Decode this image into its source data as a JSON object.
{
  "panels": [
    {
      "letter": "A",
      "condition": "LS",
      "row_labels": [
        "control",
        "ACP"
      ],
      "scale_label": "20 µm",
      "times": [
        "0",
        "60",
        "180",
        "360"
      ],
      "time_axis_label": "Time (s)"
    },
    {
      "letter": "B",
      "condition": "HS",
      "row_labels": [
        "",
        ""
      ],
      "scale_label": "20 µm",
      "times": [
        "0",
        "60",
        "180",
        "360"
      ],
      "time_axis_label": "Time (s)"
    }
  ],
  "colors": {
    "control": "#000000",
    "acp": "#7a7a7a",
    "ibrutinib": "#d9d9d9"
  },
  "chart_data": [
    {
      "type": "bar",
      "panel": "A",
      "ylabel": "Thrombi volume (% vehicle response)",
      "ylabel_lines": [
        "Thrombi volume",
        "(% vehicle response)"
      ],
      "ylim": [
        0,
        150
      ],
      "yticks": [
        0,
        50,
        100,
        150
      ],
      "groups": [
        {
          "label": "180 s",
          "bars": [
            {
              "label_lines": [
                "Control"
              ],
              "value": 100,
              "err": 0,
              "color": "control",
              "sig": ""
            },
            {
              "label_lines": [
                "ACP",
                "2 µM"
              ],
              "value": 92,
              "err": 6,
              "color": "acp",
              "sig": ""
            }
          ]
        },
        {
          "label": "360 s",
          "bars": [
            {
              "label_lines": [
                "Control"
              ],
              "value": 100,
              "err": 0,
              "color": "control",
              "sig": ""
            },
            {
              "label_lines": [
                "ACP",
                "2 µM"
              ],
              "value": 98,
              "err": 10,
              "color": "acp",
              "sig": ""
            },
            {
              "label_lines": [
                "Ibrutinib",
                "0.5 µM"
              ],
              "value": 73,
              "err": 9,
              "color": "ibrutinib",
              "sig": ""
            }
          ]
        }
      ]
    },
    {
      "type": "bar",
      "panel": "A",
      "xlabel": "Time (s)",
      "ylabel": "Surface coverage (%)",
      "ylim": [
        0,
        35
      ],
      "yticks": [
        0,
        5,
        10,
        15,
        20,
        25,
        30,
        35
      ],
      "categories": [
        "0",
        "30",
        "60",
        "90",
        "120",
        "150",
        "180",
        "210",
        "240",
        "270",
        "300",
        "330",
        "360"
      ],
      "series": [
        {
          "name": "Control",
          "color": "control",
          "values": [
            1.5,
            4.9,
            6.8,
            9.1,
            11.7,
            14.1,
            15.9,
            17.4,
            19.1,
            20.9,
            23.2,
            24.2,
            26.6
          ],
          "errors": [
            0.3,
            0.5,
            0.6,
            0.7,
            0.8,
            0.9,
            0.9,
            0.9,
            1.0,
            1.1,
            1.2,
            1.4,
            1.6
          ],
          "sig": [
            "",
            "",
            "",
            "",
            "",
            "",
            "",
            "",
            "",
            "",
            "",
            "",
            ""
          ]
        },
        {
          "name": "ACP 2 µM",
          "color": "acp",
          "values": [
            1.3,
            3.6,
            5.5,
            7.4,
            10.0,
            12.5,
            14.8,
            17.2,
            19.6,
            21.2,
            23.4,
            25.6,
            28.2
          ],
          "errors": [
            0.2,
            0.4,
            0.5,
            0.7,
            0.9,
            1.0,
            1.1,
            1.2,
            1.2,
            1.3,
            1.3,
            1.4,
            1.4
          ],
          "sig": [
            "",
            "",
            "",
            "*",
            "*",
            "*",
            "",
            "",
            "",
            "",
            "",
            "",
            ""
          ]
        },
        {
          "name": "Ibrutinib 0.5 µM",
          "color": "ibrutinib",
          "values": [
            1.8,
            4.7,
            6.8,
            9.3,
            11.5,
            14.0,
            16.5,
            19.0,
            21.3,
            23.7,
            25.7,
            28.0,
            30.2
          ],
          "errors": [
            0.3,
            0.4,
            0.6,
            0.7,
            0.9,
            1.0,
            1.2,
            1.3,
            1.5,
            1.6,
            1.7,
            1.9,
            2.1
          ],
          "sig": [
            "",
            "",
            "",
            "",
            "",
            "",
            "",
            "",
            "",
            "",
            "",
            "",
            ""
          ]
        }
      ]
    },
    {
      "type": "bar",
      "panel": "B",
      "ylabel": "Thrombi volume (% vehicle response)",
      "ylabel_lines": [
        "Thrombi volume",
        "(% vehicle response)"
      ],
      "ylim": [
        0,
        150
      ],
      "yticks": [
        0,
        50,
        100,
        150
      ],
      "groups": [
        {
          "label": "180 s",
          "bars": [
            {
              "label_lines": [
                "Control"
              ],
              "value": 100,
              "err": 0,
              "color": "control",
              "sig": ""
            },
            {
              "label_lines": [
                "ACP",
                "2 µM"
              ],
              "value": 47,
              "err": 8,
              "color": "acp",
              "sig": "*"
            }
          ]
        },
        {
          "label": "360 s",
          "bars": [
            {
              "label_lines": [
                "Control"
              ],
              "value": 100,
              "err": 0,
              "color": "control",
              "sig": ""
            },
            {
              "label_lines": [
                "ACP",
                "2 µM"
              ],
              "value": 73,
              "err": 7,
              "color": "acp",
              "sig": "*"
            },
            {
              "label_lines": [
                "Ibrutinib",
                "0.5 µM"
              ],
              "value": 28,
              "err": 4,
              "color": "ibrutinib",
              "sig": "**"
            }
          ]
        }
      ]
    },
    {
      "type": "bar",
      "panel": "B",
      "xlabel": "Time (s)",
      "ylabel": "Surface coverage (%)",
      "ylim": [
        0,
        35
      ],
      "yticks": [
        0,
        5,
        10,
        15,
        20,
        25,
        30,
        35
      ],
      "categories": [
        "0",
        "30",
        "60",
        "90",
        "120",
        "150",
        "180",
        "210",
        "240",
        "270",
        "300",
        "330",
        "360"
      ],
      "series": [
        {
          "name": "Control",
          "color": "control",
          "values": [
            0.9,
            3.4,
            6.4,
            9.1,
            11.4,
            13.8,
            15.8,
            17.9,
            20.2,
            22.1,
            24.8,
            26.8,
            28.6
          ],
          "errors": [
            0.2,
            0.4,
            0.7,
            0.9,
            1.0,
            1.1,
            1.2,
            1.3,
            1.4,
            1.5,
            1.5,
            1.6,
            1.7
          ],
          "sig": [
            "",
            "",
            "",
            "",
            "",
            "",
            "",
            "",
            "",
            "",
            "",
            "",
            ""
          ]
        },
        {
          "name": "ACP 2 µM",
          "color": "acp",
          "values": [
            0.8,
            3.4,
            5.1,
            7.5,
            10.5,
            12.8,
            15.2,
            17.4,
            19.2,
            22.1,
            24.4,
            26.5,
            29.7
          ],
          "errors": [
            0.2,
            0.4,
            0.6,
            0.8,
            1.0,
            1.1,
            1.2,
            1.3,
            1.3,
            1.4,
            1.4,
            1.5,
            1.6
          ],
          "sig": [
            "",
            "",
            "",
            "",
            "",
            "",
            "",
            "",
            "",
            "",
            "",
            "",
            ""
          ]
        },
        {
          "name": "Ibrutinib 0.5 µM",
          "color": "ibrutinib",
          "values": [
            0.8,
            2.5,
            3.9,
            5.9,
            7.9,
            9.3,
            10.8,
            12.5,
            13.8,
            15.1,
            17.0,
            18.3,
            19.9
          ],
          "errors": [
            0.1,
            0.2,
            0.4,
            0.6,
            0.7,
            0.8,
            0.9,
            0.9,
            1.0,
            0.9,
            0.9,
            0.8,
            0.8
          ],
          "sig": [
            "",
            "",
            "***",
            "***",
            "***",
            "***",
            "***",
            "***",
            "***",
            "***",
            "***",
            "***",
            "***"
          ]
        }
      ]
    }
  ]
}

> [EXERCISE DETAILS]: Copy each entry exactly, with nothing added or dropped.

> [PROBLEM SOLUTION]:
Decode this image into its source data as a JSON object.
{
  "panels": [
    {
      "letter": "A",
      "condition": "LS",
      "row_labels": [
        "control",
        "ACP"
      ],
      "scale_label": "20 µm",
      "times": [
        "0",
        "60",
        "180",
        "360"
      ],
      "time_axis_label": "Time (s)"
    },
    {
      "letter": "B",
      "condition": "HS",
      "row_labels": [
        "",
        ""
      ],
      "scale_label": "20 µm",
      "times": [
        "0",
        "60",
        "180",
        "360"
      ],
      "time_axis_label": "Time (s)"
    }
  ],
  "colors": {
    "control": "#000000",
    "acp": "#7a7a7a",
    "ibrutinib": "#d9d9d9"
  },
  "chart_data": [
    {
      "type": "bar",
      "panel": "A",
      "ylabel": "Thrombi volume (% vehicle response)",
      "ylabel_lines": [
        "Thrombi volume",
        "(% vehicle response)"
      ],
      "ylim": [
        0,
        150
      ],
      "yticks": [
        0,
        50,
        100,
        150
      ],
      "groups": [
        {
          "label": "180 s",
          "bars": [
            {
              "label_lines": [
                "Control"
              ],
              "value": 100,
              "err": 0,
              "color": "control",
              "sig": ""
            },
            {
              "label_lines": [
                "ACP",
                "2 µM"
              ],
              "value": 92,
              "err": 6,
              "color": "acp",
              "sig": ""
            }
          ]
        },
        {
          "label": "360 s",
          "bars": [
            {
              "label_lines": [
                "Control"
              ],
              "value": 100,
              "err": 0,
              "color": "control",
              "sig": ""
            },
            {
              "label_lines": [
                "ACP",
                "2 µM"
              ],
              "value": 98,
              "err": 10,
              "color": "acp",
              "sig": ""
            },
            {
              "label_lines": [
                "Ibrutinib",
                "0.5 µM"
              ],
              "value": 73,
              "err": 9,
              "color": "ibrutinib",
              "sig": ""
            }
          ]
        }
      ]
    },
    {
      "type": "bar",
      "panel": "A",
      "xlabel": "Time (s)",
      "ylabel": "Surface coverage (%)",
      "ylim": [
        0,
        35
      ],
      "yticks": [
        0,
        5,
        10,
        15,
        20,
        25,
        30,
        35
      ],
      "categories": [
        "0",
        "30",
        "60",
        "90",
        "120",
        "150",
        "180",
        "210",
        "240",
        "270",
        "300",
        "330",
        "360"
      ],
      "series": [
        {
          "name": "Control",
          "color": "control",
          "values": [
            1.5,
            4.9,
            6.8,
            9.1,
            11.7,
            14.1,
            15.9,
            17.4,
            19.1,
            20.9,
            23.2,
            24.2,
            26.6
          ],
          "errors": [
            0.3,
            0.5,
            0.6,
            0.7,
            0.8,
            0.9,
            0.9,
            0.9,
            1.0,
            1.1,
            1.2,
            1.4,
            1.6
          ],
          "sig": [
            "",
            "",
            "",
            "",
            "",
            "",
            "",
            "",
            "",
            "",
            "",
            "",
            ""
          ]
        },
        {
          "name": "ACP 2 µM",
          "color": "acp",
          "values": [
            1.3,
            3.6,
            5.5,
            7.4,
            10.0,
            12.5,
            14.8,
            17.2,
            19.6,
            21.2,
            23.4,
            25.6,
            28.2
          ],
          "errors": [
            0.2,
            0.4,
            0.5,
            0.7,
            0.9,
            1.0,
            1.1,
            1.2,
            1.2,
            1.3,
            1.3,
            1.4,
            1.4
          ],
          "sig": [
            "",
            "",
            "",
            "*",
            "*",
            "*",
            "",
            "",
            "",
            "",
            "",
            "",
            ""
          ]
        },
        {
          "name": "Ibrutinib 0.5 µM",
          "color": "ibrutinib",
          "values": [
            1.8,
            4.7,
            6.8,
            9.3,
            11.5,
            14.0,
            16.5,
            19.0,
            21.3,
            23.7,
            25.7,
            28.0,
            30.2
          ],
          "errors": [
            0.3,
            0.4,
            0.6,
            0.7,
            0.9,
            1.0,
            1.2,
            1.3,
            1.5,
            1.6,
            1.7,
            1.9,
            2.1
          ],
          "sig": [
            "",
            "",
            "",
            "",
            "",
            "",
            "",
            "",
            "",
            "",
            "",
            "",
            ""
          ]
        }
      ]
    },
    {
      "type": "bar",
      "panel": "B",
      "ylabel": "Thrombi volume (% vehicle response)",
      "ylabel_lines": [
        "Thrombi volume",
        "(% vehicle response)"
      ],
      "ylim": [
        0,
        150
      ],
      "yticks": [
        0,
        50,
        100,
        150
      ],
      "groups": [
        {
          "label": "180 s",
          "bars": [
            {
              "label_lines": [
                "Control"
              ],
              "value": 100,
              "err": 0,
              "color": "control",
              "sig": ""
            },
            {
              "label_lines": [
                "ACP",
                "2 µM"
              ],
              "value": 47,
              "err": 8,
              "color": "acp",
              "sig": "*"
            }
          ]
        },
        {
          "label": "360 s",
          "bars": [
            {
              "label_lines": [
                "Control"
              ],
              "value": 100,
              "err": 0,
              "color": "control",
              "sig": ""
            },
            {
              "label_lines": [
                "ACP",
                "2 µM"
              ],
              "value": 73,
              "err": 7,
              "color": "acp",
              "sig": "*"
            },
            {
              "label_lines": [
                "Ibrutinib",
                "0.5 µM"
              ],
              "value": 28,
              "err": 4,
              "color": "ibrutinib",
              "sig": "**"
            }
          ]
        }
      ]
    },
    {
      "type": "bar",
      "panel": "B",
      "xlabel": "Time (s)",
      "ylabel": "Surface coverage (%)",
      "ylim": [
        0,
        35
      ],
      "yticks": [
        0,
        5,
        10,
        15,
        20,
        25,
        30,
        35
      ],
      "categories": [
        "0",
        "30",
        "60",
        "90",
        "120",
        "150",
        "180",
        "210",
        "240",
        "270",
        "300",
        "330",
        "360"
      ],
      "series": [
        {
          "name": "Control",
          "color": "control",
          "values": [
            0.9,
            3.4,
            6.4,
            9.1,
            11.4,
            13.8,
            15.8,
            17.9,
            20.2,
            22.1,
            24.8,
            26.8,
            28.6
          ],
          "errors": [
            0.2,
            0.4,
            0.7,
            0.9,
            1.0,
            1.1,
            1.2,
            1.3,
            1.4,
            1.5,
            1.5,
            1.6,
            1.7
          ],
          "sig": [
            "",
            "",
            "",
            "",
            "",
            "",
            "",
            "",
            "",
            "",
            "",
            "",
            ""
          ]
        },
        {
          "name": "ACP 2 µM",
          "color": "acp",
          "values": [
            0.8,
            3.4,
            5.1,
            7.5,
            10.5,
            12.8,
            15.2,
            17.4,
            19.2,
            22.1,
            24.4,
            26.5,
            29.7
          ],
          "errors": [
            0.2,
            0.4,
            0.6,
            0.8,
            1.0,
            1.1,
            1.2,
            1.3,
            1.3,
            1.4,
            1.4,
            1.5,
            1.6
          ],
          "sig": [
            "",
            "",
            "",
            "",
            "",
            "",
            "",
            "",
            "",
            "",
            "",
            "",
            ""
          ]
        },
        {
          "name": "Ibrutinib 0.5 µM",
          "color": "ibrutinib",
          "values": [
            0.8,
            2.5,
            3.9,
            5.9,
            7.9,
            9.3,
            10.8,
            12.5,
            13.8,
            15.1,
            17.0,
            18.3,
            19.9
          ],
          "errors": [
            0.1,
            0.2,
            0.4,
            0.6,
            0.7,
            0.8,
            0.9,
            0.9,
            1.0,
            0.9,
            0.9,
            0.8,
            0.8
          ],
          "sig": [
            "",
            "",
            "***",
            "***",
            "***",
            "***",
            "***",
            "***",
            "***",
            "***",
            "***",
            "***",
            "***"
          ]
        }
      ]
    }
  ]
}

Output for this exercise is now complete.